(Some records)

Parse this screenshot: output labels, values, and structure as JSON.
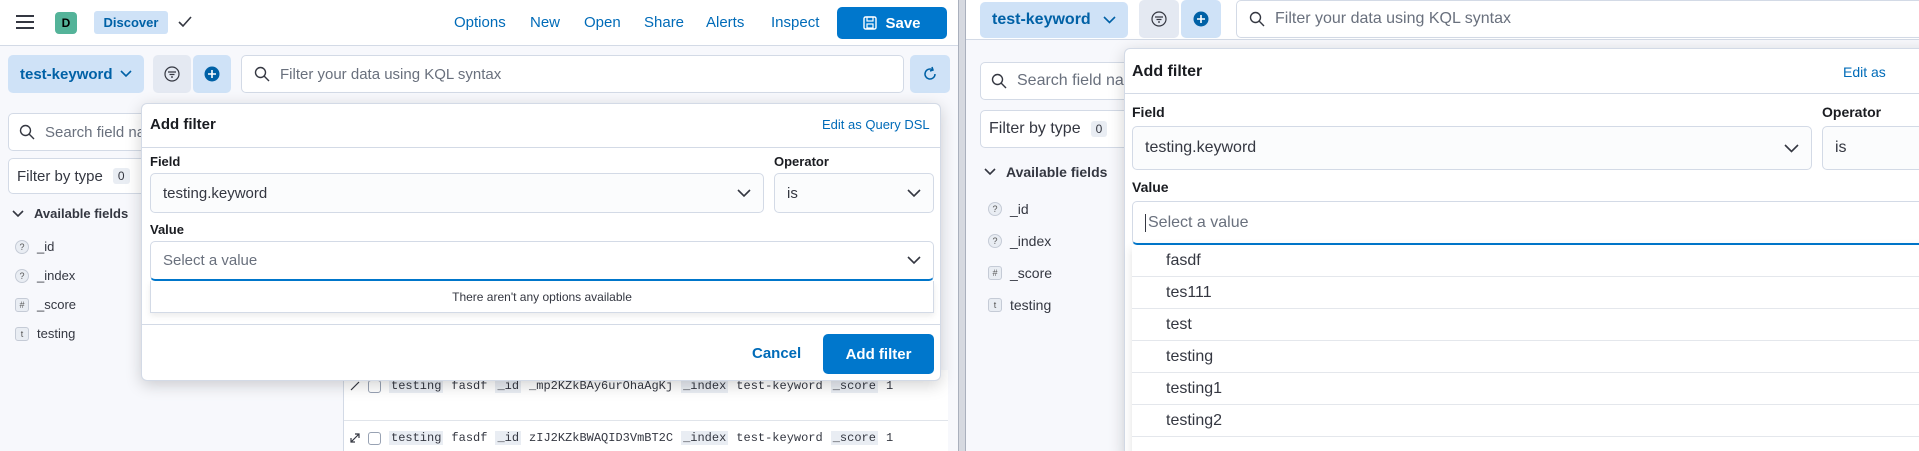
{
  "left": {
    "header": {
      "space_initial": "D",
      "app_badge": "Discover",
      "links": [
        "Options",
        "New",
        "Open",
        "Share",
        "Alerts",
        "Inspect"
      ],
      "save_label": "Save"
    },
    "query_bar": {
      "data_view": "test-keyword",
      "kql_placeholder": "Filter your data using KQL syntax"
    },
    "sidebar": {
      "search_placeholder": "Search field names",
      "filter_by_type": "Filter by type",
      "filter_count": "0",
      "available_fields": "Available fields",
      "fields": [
        {
          "type": "?",
          "name": "_id"
        },
        {
          "type": "?",
          "name": "_index"
        },
        {
          "type": "#",
          "name": "_score"
        },
        {
          "type": "t",
          "name": "testing"
        }
      ]
    },
    "docs": [
      {
        "k1": "testing",
        "v1": "fasdf",
        "k2": "_id",
        "v2": "_mp2KZkBAy6urOhaAgKj",
        "k3": "_index",
        "v3": "test-keyword",
        "k4": "_score",
        "v4": "1"
      },
      {
        "k1": "testing",
        "v1": "fasdf",
        "k2": "_id",
        "v2": "zIJ2KZkBWAQID3VmBT2C",
        "k3": "_index",
        "v3": "test-keyword",
        "k4": "_score",
        "v4": "1"
      }
    ],
    "popover": {
      "title": "Add filter",
      "edit_dsl": "Edit as Query DSL",
      "field_label": "Field",
      "field_value": "testing.keyword",
      "operator_label": "Operator",
      "operator_value": "is",
      "value_label": "Value",
      "value_placeholder": "Select a value",
      "no_options": "There aren't any options available",
      "cancel": "Cancel",
      "add": "Add filter"
    }
  },
  "right": {
    "query_bar": {
      "data_view": "test-keyword",
      "kql_placeholder": "Filter your data using KQL syntax"
    },
    "sidebar": {
      "search_placeholder": "Search field names",
      "filter_by_type": "Filter by type",
      "filter_count": "0",
      "available_fields": "Available fields",
      "fields": [
        {
          "type": "?",
          "name": "_id"
        },
        {
          "type": "?",
          "name": "_index"
        },
        {
          "type": "#",
          "name": "_score"
        },
        {
          "type": "t",
          "name": "testing"
        }
      ]
    },
    "popover": {
      "title": "Add filter",
      "edit_dsl": "Edit as",
      "field_label": "Field",
      "field_value": "testing.keyword",
      "operator_label": "Operator",
      "operator_value": "is",
      "value_label": "Value",
      "value_placeholder": "Select a value",
      "options": [
        "fasdf",
        "tes111",
        "test",
        "testing",
        "testing1",
        "testing2"
      ]
    }
  },
  "colors": {
    "primary": "#0077cc",
    "link": "#006bb8",
    "badge_bg": "#cfe2f7",
    "avatar": "#54b399"
  }
}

### Exercise
Make a verbatim copy of all the entries and strip out the pictures.

### Written solution
Parse this screenshot: output labels, values, and structure as JSON.
{
  "left": {
    "header": {
      "space_initial": "D",
      "app_badge": "Discover",
      "links": [
        "Options",
        "New",
        "Open",
        "Share",
        "Alerts",
        "Inspect"
      ],
      "save_label": "Save"
    },
    "query_bar": {
      "data_view": "test-keyword",
      "kql_placeholder": "Filter your data using KQL syntax"
    },
    "sidebar": {
      "search_placeholder": "Search field names",
      "filter_by_type": "Filter by type",
      "filter_count": "0",
      "available_fields": "Available fields",
      "fields": [
        {
          "type": "?",
          "name": "_id"
        },
        {
          "type": "?",
          "name": "_index"
        },
        {
          "type": "#",
          "name": "_score"
        },
        {
          "type": "t",
          "name": "testing"
        }
      ]
    },
    "docs": [
      {
        "k1": "testing",
        "v1": "fasdf",
        "k2": "_id",
        "v2": "_mp2KZkBAy6urOhaAgKj",
        "k3": "_index",
        "v3": "test-keyword",
        "k4": "_score",
        "v4": "1"
      },
      {
        "k1": "testing",
        "v1": "fasdf",
        "k2": "_id",
        "v2": "zIJ2KZkBWAQID3VmBT2C",
        "k3": "_index",
        "v3": "test-keyword",
        "k4": "_score",
        "v4": "1"
      }
    ],
    "popover": {
      "title": "Add filter",
      "edit_dsl": "Edit as Query DSL",
      "field_label": "Field",
      "field_value": "testing.keyword",
      "operator_label": "Operator",
      "operator_value": "is",
      "value_label": "Value",
      "value_placeholder": "Select a value",
      "no_options": "There aren't any options available",
      "cancel": "Cancel",
      "add": "Add filter"
    }
  },
  "right": {
    "query_bar": {
      "data_view": "test-keyword",
      "kql_placeholder": "Filter your data using KQL syntax"
    },
    "sidebar": {
      "search_placeholder": "Search field names",
      "filter_by_type": "Filter by type",
      "filter_count": "0",
      "available_fields": "Available fields",
      "fields": [
        {
          "type": "?",
          "name": "_id"
        },
        {
          "type": "?",
          "name": "_index"
        },
        {
          "type": "#",
          "name": "_score"
        },
        {
          "type": "t",
          "name": "testing"
        }
      ]
    },
    "popover": {
      "title": "Add filter",
      "edit_dsl": "Edit as",
      "field_label": "Field",
      "field_value": "testing.keyword",
      "operator_label": "Operator",
      "operator_value": "is",
      "value_label": "Value",
      "value_placeholder": "Select a value",
      "options": [
        "fasdf",
        "tes111",
        "test",
        "testing",
        "testing1",
        "testing2"
      ]
    }
  },
  "colors": {
    "primary": "#0077cc",
    "link": "#006bb8",
    "badge_bg": "#cfe2f7",
    "avatar": "#54b399"
  }
}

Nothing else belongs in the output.